## Stored records
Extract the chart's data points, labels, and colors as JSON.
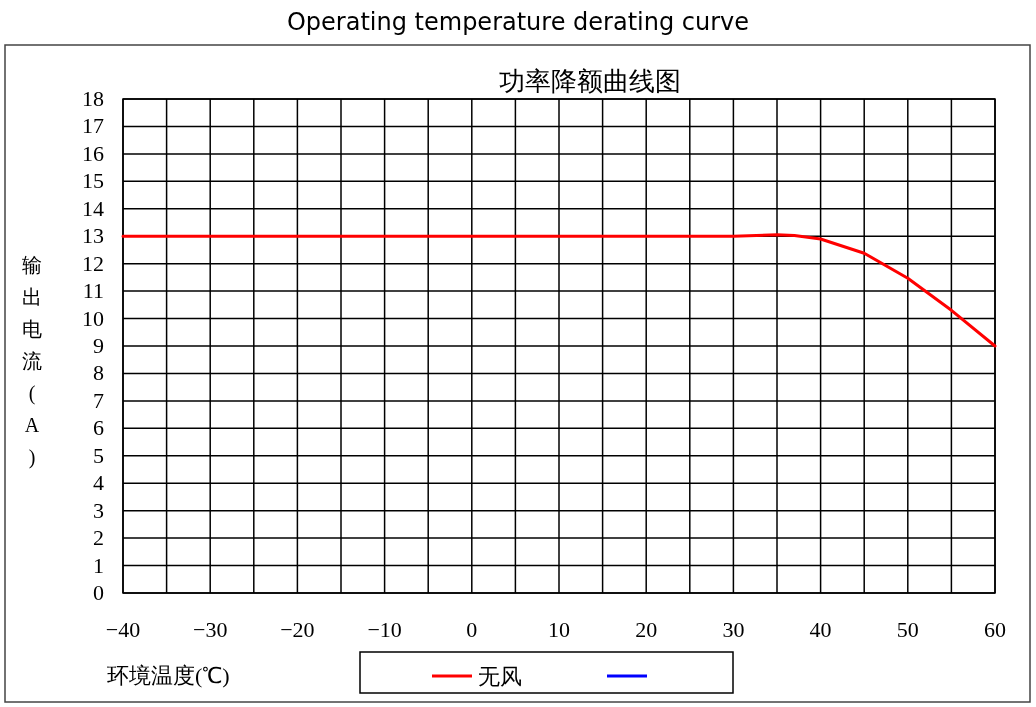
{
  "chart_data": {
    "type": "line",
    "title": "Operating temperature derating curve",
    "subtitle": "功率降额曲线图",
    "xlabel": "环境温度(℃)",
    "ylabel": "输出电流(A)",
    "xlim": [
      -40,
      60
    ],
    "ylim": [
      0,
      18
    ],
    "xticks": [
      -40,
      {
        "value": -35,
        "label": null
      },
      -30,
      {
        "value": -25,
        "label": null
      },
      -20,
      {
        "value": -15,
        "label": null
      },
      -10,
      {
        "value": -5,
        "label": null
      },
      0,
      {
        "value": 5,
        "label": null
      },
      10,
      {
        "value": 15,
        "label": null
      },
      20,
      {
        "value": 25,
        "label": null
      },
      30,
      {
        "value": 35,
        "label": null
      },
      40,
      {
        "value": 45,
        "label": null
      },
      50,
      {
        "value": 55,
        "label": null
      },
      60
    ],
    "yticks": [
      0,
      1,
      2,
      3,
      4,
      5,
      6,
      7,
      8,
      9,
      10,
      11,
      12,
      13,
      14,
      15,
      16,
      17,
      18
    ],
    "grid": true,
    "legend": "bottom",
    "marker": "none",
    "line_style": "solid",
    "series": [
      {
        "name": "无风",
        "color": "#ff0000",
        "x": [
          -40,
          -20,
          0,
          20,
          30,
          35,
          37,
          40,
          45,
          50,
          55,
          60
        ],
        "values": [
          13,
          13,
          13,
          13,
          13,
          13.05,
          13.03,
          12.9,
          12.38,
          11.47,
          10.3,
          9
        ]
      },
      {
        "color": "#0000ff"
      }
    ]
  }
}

## Task directions
Repeat each record exactly, with the pictures left out.

## The answer
Extract the chart's data points, labels, and colors as JSON.
{
  "chart_data": {
    "type": "line",
    "title": "Operating temperature derating curve",
    "subtitle": "功率降额曲线图",
    "xlabel": "环境温度(℃)",
    "ylabel": "输出电流(A)",
    "xlim": [
      -40,
      60
    ],
    "ylim": [
      0,
      18
    ],
    "xticks": [
      -40,
      {
        "value": -35,
        "label": null
      },
      -30,
      {
        "value": -25,
        "label": null
      },
      -20,
      {
        "value": -15,
        "label": null
      },
      -10,
      {
        "value": -5,
        "label": null
      },
      0,
      {
        "value": 5,
        "label": null
      },
      10,
      {
        "value": 15,
        "label": null
      },
      20,
      {
        "value": 25,
        "label": null
      },
      30,
      {
        "value": 35,
        "label": null
      },
      40,
      {
        "value": 45,
        "label": null
      },
      50,
      {
        "value": 55,
        "label": null
      },
      60
    ],
    "yticks": [
      0,
      1,
      2,
      3,
      4,
      5,
      6,
      7,
      8,
      9,
      10,
      11,
      12,
      13,
      14,
      15,
      16,
      17,
      18
    ],
    "grid": true,
    "legend": "bottom",
    "marker": "none",
    "line_style": "solid",
    "series": [
      {
        "name": "无风",
        "color": "#ff0000",
        "x": [
          -40,
          -20,
          0,
          20,
          30,
          35,
          37,
          40,
          45,
          50,
          55,
          60
        ],
        "values": [
          13,
          13,
          13,
          13,
          13,
          13.05,
          13.03,
          12.9,
          12.38,
          11.47,
          10.3,
          9
        ]
      },
      {
        "color": "#0000ff"
      }
    ]
  }
}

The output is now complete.